◆ Document passage
----

Pawnbrokers shine in Singapore as middle class feel the pinch
November 2, 2013 Leave a comment
November 1, 2013 12:02 pm
Pawnbrokers shine in Singapore as middle class feel the pinch
By Jeremy Grant in Singapore
At a pawnshop in Bendemeer shopping centre in Singapore, Janani Amirthalinga is swapping a gold bangle, ring and pair of earrings to pay her daughters’ school fees. “My husband and I have just bought a house so all my money’s stuck there,” Mrs Amirthalinga says. Even though she earns S$3,000 ($2,400) a month as an administrator and her husband works as well, the monthly family income is insufficient, she says.She is not the only one. Indeed, such is demand across parts of southeast Asia – where household debt is rising – that ValueMax, where she is carrying out her transaction, this week became the third pawnshop to list on the Singapore stock exchange.

----

◆ Dataset content
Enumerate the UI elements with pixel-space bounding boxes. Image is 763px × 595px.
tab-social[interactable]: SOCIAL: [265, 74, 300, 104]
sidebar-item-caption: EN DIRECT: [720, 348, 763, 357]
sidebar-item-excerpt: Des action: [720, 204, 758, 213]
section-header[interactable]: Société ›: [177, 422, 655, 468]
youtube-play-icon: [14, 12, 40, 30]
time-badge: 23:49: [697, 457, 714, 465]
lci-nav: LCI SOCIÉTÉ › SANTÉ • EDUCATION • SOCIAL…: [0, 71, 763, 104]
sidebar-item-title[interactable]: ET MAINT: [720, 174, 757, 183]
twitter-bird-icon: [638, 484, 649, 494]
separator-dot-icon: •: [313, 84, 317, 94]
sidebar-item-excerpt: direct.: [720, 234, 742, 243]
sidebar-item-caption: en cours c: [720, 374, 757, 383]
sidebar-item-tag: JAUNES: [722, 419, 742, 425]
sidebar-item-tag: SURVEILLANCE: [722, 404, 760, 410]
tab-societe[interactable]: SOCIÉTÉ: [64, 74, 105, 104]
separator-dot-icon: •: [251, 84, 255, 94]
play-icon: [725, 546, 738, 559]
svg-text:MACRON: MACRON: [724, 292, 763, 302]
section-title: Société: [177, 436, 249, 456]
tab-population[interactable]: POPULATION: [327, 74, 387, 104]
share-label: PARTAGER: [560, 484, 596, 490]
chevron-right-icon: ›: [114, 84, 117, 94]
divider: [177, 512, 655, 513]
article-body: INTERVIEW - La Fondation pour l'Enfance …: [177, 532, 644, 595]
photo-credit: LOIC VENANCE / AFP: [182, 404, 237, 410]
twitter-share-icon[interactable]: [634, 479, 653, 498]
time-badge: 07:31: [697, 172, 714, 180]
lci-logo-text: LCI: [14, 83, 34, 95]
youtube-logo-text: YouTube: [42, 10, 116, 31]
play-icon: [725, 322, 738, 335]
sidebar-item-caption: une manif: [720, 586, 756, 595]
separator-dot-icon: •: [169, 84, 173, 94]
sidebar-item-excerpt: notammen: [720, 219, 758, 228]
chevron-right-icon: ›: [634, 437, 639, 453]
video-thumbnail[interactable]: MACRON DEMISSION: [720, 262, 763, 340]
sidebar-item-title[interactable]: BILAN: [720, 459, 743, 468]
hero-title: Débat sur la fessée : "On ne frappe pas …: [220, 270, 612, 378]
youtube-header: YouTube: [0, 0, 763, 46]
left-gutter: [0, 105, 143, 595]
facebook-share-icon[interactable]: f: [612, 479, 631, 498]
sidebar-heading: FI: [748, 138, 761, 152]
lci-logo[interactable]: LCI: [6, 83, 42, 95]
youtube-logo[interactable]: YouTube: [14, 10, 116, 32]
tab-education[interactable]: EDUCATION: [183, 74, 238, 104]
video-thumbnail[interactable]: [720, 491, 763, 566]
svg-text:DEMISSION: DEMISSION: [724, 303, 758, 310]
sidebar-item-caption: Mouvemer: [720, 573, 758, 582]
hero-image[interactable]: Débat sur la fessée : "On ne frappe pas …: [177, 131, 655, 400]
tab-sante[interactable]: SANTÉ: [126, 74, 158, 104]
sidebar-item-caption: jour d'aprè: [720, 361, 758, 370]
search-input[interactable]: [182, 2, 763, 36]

----

◆ About this task
Please copy out the entire article on Singapore pawnbrokers word for word. The rows have nothing to do with the article on Singapore pawnbrokers.

◆ Exercise result
Pawnbrokers shine in Singapore as middle class feel the pinch
November 2, 2013 Leave a comment
November 1, 2013 12:02 pm
Pawnbrokers shine in Singapore as middle class feel the pinch
By Jeremy Grant in Singapore
At a pawnshop in Bendemeer shopping centre in Singapore, Janani Amirthalinga is swapping a gold bangle, ring and pair of earrings to pay her daughters’ school fees. “My husband and I have just bought a house so all my money’s stuck there,” Mrs Amirthalinga says. Even though she earns S$3,000 ($2,400) a month as an administrator and her husband works as well, the monthly family income is insufficient, she says.She is not the only one. Indeed, such is demand across parts of southeast Asia – where household debt is rising – that ValueMax, where she is carrying out her transaction, this week became the third pawnshop to list on the Singapore stock exchange.